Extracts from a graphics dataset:
^^^^^^^^

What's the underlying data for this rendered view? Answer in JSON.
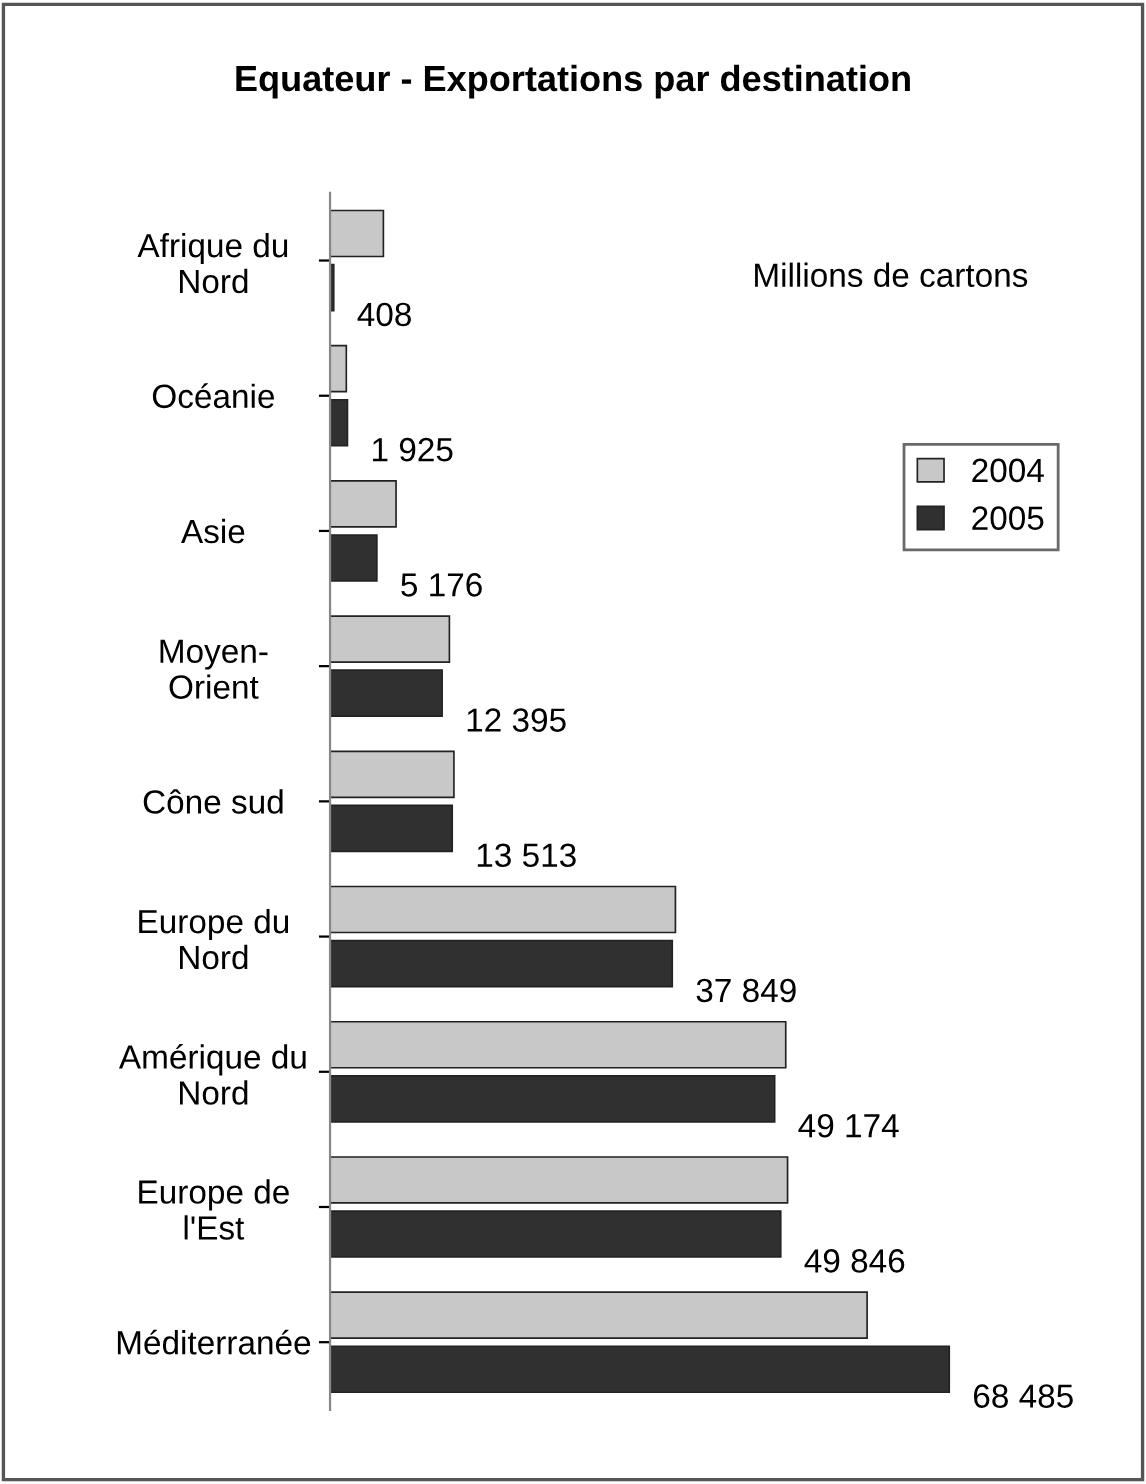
{
  "chart_data": {
    "type": "bar",
    "orientation": "horizontal",
    "title": "Equateur - Exportations par destination",
    "annotations": [
      "Millions de cartons"
    ],
    "categories": [
      "Afrique du\nNord",
      "Océanie",
      "Asie",
      "Moyen-\nOrient",
      "Cône sud",
      "Europe du\nNord",
      "Amérique du\nNord",
      "Europe de\nl'Est",
      "Méditerranée"
    ],
    "series": [
      {
        "name": "2004",
        "color": "#c8c8c8",
        "values": [
          5900,
          1800,
          7300,
          13200,
          13700,
          38200,
          50400,
          50600,
          59400
        ]
      },
      {
        "name": "2005",
        "color": "#303030",
        "values": [
          408,
          1925,
          5176,
          12395,
          13513,
          37849,
          49174,
          49846,
          68485
        ],
        "value_labels": [
          "408",
          "1 925",
          "5 176",
          "12 395",
          "13 513",
          "37 849",
          "49 174",
          "49 846",
          "68 485"
        ]
      }
    ],
    "tick_labels": "y",
    "grid": false,
    "legend": "right"
  }
}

^^^^^^^^

• [STATED GOAL]: All the lines above are to be given again exactly as they read, with the pictures removed.

• [OUTPUT]:
What's the underlying data for this rendered view? Answer in JSON.
{
  "chart_data": {
    "type": "bar",
    "orientation": "horizontal",
    "title": "Equateur - Exportations par destination",
    "annotations": [
      "Millions de cartons"
    ],
    "categories": [
      "Afrique du\nNord",
      "Océanie",
      "Asie",
      "Moyen-\nOrient",
      "Cône sud",
      "Europe du\nNord",
      "Amérique du\nNord",
      "Europe de\nl'Est",
      "Méditerranée"
    ],
    "series": [
      {
        "name": "2004",
        "color": "#c8c8c8",
        "values": [
          5900,
          1800,
          7300,
          13200,
          13700,
          38200,
          50400,
          50600,
          59400
        ]
      },
      {
        "name": "2005",
        "color": "#303030",
        "values": [
          408,
          1925,
          5176,
          12395,
          13513,
          37849,
          49174,
          49846,
          68485
        ],
        "value_labels": [
          "408",
          "1 925",
          "5 176",
          "12 395",
          "13 513",
          "37 849",
          "49 174",
          "49 846",
          "68 485"
        ]
      }
    ],
    "tick_labels": "y",
    "grid": false,
    "legend": "right"
  }
}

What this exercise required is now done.